*Your objective*. Output the material below in its entirety, exactly as given.

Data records
---

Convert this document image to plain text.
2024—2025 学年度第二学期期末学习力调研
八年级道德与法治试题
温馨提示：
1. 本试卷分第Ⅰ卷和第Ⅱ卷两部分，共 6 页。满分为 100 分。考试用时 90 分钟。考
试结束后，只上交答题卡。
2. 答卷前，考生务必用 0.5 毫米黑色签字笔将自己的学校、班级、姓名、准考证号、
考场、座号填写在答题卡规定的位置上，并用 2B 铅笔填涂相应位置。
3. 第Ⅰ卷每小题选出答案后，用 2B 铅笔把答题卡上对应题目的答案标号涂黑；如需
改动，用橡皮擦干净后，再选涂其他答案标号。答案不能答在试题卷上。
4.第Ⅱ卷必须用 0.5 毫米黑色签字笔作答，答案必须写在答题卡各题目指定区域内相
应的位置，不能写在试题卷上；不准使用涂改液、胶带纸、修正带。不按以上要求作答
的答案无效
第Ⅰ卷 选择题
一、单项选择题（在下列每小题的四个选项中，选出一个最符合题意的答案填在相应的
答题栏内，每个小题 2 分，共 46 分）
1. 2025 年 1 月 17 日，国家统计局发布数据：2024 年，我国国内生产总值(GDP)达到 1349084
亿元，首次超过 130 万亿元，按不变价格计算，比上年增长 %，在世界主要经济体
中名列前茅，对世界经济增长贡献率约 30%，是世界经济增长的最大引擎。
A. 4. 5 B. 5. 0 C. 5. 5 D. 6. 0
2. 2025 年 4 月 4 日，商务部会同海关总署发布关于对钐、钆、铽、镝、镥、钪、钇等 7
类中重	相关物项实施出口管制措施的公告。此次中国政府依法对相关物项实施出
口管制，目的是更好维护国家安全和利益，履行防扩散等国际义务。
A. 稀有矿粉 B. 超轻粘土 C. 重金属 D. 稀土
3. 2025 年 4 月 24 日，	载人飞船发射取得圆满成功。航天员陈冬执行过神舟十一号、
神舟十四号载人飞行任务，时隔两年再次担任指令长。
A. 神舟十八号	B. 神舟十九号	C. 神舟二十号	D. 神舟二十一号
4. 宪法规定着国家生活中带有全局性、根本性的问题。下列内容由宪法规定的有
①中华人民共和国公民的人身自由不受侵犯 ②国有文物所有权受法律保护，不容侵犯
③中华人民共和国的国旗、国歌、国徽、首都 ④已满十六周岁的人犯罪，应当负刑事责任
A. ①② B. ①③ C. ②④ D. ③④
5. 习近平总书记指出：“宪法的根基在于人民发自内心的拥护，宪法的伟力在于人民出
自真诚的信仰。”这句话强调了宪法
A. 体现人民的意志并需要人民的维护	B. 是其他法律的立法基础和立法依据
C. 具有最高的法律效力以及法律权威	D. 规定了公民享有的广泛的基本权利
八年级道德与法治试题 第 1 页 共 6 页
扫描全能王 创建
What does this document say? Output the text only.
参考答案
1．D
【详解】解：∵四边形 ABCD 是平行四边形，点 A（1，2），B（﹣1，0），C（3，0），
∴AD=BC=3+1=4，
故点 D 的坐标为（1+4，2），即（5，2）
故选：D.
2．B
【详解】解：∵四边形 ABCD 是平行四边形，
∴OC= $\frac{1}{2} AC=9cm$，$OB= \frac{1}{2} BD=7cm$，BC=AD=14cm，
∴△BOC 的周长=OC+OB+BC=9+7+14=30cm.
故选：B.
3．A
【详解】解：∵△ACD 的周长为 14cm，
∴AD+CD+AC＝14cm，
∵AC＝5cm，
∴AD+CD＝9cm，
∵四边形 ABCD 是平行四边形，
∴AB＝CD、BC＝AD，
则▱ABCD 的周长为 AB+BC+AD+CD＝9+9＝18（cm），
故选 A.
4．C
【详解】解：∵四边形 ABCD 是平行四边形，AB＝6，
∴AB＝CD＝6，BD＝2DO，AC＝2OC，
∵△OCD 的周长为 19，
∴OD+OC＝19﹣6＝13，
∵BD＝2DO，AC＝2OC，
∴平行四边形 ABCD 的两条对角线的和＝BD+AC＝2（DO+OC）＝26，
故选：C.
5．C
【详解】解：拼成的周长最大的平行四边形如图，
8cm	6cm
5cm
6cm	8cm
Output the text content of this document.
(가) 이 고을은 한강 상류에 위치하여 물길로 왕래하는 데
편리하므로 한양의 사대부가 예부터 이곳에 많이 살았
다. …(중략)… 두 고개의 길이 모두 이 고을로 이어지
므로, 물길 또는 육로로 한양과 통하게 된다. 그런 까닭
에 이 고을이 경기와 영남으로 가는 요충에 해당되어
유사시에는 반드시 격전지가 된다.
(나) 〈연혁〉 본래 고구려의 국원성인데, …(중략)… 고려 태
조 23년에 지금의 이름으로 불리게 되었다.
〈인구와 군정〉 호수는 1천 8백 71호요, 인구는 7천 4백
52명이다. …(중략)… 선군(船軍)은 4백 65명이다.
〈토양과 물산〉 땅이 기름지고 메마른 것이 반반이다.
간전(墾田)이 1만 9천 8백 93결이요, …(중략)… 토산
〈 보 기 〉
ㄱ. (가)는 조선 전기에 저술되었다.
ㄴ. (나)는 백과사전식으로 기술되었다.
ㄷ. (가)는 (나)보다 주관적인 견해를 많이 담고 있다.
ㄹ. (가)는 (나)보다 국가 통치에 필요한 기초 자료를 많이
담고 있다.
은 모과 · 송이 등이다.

---

*Result of this task*.
Convert this document image to plain text.
2024—2025 学年度第二学期期末学习力调研
八年级道德与法治试题
温馨提示：
1. 本试卷分第Ⅰ卷和第Ⅱ卷两部分，共 6 页。满分为 100 分。考试用时 90 分钟。考
试结束后，只上交答题卡。
2. 答卷前，考生务必用 0.5 毫米黑色签字笔将自己的学校、班级、姓名、准考证号、
考场、座号填写在答题卡规定的位置上，并用 2B 铅笔填涂相应位置。
3. 第Ⅰ卷每小题选出答案后，用 2B 铅笔把答题卡上对应题目的答案标号涂黑；如需
改动，用橡皮擦干净后，再选涂其他答案标号。答案不能答在试题卷上。
4.第Ⅱ卷必须用 0.5 毫米黑色签字笔作答，答案必须写在答题卡各题目指定区域内相
应的位置，不能写在试题卷上；不准使用涂改液、胶带纸、修正带。不按以上要求作答
的答案无效
第Ⅰ卷 选择题
一、单项选择题（在下列每小题的四个选项中，选出一个最符合题意的答案填在相应的
答题栏内，每个小题 2 分，共 46 分）
1. 2025 年 1 月 17 日，国家统计局发布数据：2024 年，我国国内生产总值(GDP)达到 1349084
亿元，首次超过 130 万亿元，按不变价格计算，比上年增长 %，在世界主要经济体
中名列前茅，对世界经济增长贡献率约 30%，是世界经济增长的最大引擎。
A. 4. 5 B. 5. 0 C. 5. 5 D. 6. 0
2. 2025 年 4 月 4 日，商务部会同海关总署发布关于对钐、钆、铽、镝、镥、钪、钇等 7
类中重	相关物项实施出口管制措施的公告。此次中国政府依法对相关物项实施出
口管制，目的是更好维护国家安全和利益，履行防扩散等国际义务。
A. 稀有矿粉 B. 超轻粘土 C. 重金属 D. 稀土
3. 2025 年 4 月 24 日，	载人飞船发射取得圆满成功。航天员陈冬执行过神舟十一号、
神舟十四号载人飞行任务，时隔两年再次担任指令长。
A. 神舟十八号	B. 神舟十九号	C. 神舟二十号	D. 神舟二十一号
4. 宪法规定着国家生活中带有全局性、根本性的问题。下列内容由宪法规定的有
①中华人民共和国公民的人身自由不受侵犯 ②国有文物所有权受法律保护，不容侵犯
③中华人民共和国的国旗、国歌、国徽、首都 ④已满十六周岁的人犯罪，应当负刑事责任
A. ①② B. ①③ C. ②④ D. ③④
5. 习近平总书记指出：“宪法的根基在于人民发自内心的拥护，宪法的伟力在于人民出
自真诚的信仰。”这句话强调了宪法
A. 体现人民的意志并需要人民的维护	B. 是其他法律的立法基础和立法依据
C. 具有最高的法律效力以及法律权威	D. 规定了公民享有的广泛的基本权利
八年级道德与法治试题 第 1 页 共 6 页
扫描全能王 创建
What does this document say? Output the text only.
参考答案
1．D
【详解】解：∵四边形 ABCD 是平行四边形，点 A（1，2），B（﹣1，0），C（3，0），
∴AD=BC=3+1=4，
故点 D 的坐标为（1+4，2），即（5，2）
故选：D.
2．B
【详解】解：∵四边形 ABCD 是平行四边形，
∴OC= $\frac{1}{2} AC=9cm$，$OB= \frac{1}{2} BD=7cm$，BC=AD=14cm，
∴△BOC 的周长=OC+OB+BC=9+7+14=30cm.
故选：B.
3．A
【详解】解：∵△ACD 的周长为 14cm，
∴AD+CD+AC＝14cm，
∵AC＝5cm，
∴AD+CD＝9cm，
∵四边形 ABCD 是平行四边形，
∴AB＝CD、BC＝AD，
则▱ABCD 的周长为 AB+BC+AD+CD＝9+9＝18（cm），
故选 A.
4．C
【详解】解：∵四边形 ABCD 是平行四边形，AB＝6，
∴AB＝CD＝6，BD＝2DO，AC＝2OC，
∵△OCD 的周长为 19，
∴OD+OC＝19﹣6＝13，
∵BD＝2DO，AC＝2OC，
∴平行四边形 ABCD 的两条对角线的和＝BD+AC＝2（DO+OC）＝26，
故选：C.
5．C
【详解】解：拼成的周长最大的平行四边形如图，
8cm	6cm
5cm
6cm	8cm
Output the text content of this document.
(가) 이 고을은 한강 상류에 위치하여 물길로 왕래하는 데
편리하므로 한양의 사대부가 예부터 이곳에 많이 살았
다. …(중략)… 두 고개의 길이 모두 이 고을로 이어지
므로, 물길 또는 육로로 한양과 통하게 된다. 그런 까닭
에 이 고을이 경기와 영남으로 가는 요충에 해당되어
유사시에는 반드시 격전지가 된다.
(나) 〈연혁〉 본래 고구려의 국원성인데, …(중략)… 고려 태
조 23년에 지금의 이름으로 불리게 되었다.
〈인구와 군정〉 호수는 1천 8백 71호요, 인구는 7천 4백
52명이다. …(중략)… 선군(船軍)은 4백 65명이다.
〈토양과 물산〉 땅이 기름지고 메마른 것이 반반이다.
간전(墾田)이 1만 9천 8백 93결이요, …(중략)… 토산
〈 보 기 〉
ㄱ. (가)는 조선 전기에 저술되었다.
ㄴ. (나)는 백과사전식으로 기술되었다.
ㄷ. (가)는 (나)보다 주관적인 견해를 많이 담고 있다.
ㄹ. (가)는 (나)보다 국가 통치에 필요한 기초 자료를 많이
담고 있다.
은 모과 · 송이 등이다.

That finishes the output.